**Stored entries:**
____________

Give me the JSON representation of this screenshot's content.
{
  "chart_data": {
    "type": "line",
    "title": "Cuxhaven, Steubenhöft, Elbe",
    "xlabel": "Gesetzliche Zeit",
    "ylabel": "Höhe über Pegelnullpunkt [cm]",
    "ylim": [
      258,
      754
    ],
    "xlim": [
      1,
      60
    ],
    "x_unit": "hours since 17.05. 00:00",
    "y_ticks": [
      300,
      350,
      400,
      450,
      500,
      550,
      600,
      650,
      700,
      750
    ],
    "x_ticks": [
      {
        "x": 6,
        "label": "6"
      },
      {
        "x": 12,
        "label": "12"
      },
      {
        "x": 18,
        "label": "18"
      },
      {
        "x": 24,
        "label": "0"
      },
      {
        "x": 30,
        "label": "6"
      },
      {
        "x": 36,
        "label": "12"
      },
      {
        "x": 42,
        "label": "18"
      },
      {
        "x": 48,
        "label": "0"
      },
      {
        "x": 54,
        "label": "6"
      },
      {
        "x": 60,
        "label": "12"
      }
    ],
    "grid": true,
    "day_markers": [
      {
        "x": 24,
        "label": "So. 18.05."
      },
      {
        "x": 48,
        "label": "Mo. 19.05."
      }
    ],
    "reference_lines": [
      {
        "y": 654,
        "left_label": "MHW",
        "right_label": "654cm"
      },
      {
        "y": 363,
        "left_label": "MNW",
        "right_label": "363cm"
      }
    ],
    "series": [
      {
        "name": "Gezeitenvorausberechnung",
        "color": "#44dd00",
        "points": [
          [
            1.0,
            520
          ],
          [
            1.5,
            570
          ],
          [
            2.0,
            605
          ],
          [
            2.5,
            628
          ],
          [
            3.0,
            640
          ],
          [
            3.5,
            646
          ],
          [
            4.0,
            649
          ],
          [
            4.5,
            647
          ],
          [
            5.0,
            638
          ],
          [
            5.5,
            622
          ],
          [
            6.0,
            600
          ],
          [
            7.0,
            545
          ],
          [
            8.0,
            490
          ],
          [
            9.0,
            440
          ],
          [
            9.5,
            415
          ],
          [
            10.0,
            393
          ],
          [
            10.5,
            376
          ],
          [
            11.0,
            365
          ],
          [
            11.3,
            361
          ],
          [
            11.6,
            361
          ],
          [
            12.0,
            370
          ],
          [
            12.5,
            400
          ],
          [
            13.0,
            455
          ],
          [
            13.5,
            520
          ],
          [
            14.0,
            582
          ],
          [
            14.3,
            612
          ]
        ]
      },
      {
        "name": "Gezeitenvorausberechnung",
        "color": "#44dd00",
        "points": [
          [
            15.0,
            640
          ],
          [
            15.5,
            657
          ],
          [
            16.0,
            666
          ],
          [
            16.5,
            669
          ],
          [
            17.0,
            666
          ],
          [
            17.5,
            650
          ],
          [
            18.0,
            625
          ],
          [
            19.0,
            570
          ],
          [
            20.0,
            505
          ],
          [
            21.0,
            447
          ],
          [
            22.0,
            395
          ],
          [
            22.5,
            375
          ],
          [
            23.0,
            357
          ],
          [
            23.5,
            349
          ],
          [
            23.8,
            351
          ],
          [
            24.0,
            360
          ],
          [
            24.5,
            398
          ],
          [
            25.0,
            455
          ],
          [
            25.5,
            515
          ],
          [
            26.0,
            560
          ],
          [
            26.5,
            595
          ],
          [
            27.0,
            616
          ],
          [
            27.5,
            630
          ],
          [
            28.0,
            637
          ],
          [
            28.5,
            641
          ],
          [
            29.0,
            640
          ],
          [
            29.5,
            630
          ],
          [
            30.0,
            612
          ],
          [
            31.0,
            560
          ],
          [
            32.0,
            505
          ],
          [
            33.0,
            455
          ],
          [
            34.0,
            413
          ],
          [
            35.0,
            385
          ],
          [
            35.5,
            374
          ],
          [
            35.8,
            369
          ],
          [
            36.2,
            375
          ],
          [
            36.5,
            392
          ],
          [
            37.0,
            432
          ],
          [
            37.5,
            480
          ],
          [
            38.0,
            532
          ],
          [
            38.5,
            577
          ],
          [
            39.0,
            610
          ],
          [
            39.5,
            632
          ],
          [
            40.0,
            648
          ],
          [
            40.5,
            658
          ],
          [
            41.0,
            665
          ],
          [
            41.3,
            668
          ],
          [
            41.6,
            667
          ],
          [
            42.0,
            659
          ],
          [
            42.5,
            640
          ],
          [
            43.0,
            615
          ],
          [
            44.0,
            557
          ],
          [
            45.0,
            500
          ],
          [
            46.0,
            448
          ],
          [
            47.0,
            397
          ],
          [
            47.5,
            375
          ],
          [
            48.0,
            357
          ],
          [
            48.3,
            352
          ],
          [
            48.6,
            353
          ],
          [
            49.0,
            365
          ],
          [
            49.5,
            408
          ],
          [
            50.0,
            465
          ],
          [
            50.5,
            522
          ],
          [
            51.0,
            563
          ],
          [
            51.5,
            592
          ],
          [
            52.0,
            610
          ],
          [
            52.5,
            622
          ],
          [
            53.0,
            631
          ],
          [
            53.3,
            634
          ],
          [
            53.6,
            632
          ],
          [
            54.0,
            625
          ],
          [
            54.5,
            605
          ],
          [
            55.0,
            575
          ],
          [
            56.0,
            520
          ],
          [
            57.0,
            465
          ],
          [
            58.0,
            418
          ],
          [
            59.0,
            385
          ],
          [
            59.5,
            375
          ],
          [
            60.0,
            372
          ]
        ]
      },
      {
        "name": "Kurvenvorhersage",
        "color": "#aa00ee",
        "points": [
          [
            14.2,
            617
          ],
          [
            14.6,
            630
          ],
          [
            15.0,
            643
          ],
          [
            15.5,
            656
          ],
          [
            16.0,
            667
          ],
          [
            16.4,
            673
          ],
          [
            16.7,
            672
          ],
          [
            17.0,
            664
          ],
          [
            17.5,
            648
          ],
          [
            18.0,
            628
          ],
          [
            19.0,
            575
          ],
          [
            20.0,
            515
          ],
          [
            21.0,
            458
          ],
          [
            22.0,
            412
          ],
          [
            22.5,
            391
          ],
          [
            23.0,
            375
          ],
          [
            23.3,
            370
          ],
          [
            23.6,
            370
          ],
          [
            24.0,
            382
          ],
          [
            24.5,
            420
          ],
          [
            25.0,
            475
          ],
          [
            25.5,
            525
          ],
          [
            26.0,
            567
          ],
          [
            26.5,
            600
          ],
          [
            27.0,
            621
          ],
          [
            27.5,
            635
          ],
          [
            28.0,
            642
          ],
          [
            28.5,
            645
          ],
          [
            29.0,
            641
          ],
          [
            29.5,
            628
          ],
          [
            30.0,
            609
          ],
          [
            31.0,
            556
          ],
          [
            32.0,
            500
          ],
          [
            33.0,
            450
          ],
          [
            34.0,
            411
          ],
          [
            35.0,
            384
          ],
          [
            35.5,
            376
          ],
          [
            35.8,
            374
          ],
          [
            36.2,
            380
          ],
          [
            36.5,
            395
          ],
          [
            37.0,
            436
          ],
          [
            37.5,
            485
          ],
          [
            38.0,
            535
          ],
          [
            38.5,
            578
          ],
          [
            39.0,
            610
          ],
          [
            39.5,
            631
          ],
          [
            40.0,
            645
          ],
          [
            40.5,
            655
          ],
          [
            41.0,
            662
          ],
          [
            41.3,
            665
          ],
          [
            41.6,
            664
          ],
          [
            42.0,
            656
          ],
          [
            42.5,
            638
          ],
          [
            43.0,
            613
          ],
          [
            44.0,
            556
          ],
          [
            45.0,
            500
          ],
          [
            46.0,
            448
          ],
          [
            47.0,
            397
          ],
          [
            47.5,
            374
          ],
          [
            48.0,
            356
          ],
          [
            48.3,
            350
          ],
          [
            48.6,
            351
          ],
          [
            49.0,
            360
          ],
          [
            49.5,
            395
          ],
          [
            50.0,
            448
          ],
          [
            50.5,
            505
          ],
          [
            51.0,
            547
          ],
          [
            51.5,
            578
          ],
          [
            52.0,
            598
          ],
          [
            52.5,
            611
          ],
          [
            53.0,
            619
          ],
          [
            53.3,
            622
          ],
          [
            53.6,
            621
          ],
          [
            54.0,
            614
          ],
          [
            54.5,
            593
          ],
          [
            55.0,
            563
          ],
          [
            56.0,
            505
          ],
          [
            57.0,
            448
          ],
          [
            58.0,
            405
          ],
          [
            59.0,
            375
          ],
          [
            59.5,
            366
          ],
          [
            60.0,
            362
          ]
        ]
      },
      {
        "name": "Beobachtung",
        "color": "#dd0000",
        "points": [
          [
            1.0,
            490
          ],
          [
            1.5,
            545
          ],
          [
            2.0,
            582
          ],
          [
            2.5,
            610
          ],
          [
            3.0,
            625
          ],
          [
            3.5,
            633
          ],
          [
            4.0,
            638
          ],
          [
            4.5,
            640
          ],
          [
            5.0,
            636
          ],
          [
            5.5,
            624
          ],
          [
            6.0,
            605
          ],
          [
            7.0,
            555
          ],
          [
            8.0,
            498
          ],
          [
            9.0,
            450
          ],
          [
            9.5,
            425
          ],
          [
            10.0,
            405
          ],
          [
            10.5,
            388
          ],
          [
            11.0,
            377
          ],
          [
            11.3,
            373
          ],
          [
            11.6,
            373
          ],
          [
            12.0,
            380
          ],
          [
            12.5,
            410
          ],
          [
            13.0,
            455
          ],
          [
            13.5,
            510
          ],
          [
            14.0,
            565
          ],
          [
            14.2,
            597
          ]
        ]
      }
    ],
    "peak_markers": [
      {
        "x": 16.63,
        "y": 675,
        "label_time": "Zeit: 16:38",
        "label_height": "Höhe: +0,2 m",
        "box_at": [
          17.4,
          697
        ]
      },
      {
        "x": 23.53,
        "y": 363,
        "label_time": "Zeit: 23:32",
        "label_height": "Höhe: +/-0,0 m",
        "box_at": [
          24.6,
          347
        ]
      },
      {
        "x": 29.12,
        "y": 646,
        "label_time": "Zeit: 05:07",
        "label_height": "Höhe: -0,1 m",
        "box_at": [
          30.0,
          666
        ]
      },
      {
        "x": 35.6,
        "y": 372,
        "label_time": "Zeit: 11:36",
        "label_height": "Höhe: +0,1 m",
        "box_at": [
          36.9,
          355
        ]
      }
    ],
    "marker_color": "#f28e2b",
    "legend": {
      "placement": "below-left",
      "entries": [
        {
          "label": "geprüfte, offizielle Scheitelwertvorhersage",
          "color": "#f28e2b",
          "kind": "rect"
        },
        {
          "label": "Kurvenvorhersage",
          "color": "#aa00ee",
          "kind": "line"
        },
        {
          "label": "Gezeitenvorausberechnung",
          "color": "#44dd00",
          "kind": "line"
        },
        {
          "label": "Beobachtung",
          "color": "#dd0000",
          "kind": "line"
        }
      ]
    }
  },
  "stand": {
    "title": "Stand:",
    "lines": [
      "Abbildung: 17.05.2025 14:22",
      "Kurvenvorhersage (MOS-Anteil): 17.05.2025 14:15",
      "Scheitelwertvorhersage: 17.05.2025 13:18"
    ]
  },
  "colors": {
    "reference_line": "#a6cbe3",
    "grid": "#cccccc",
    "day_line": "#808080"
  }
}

____________

**GIVEN PROBLEM:** Using the listing above, show each line holding the string "Scheitelwertvorhersage".

**THE RESPONSE:**
          "label": "geprüfte, offizielle Scheitelwertvorhersage",
      "Scheitelwertvorhersage: 17.05.2025 13:18"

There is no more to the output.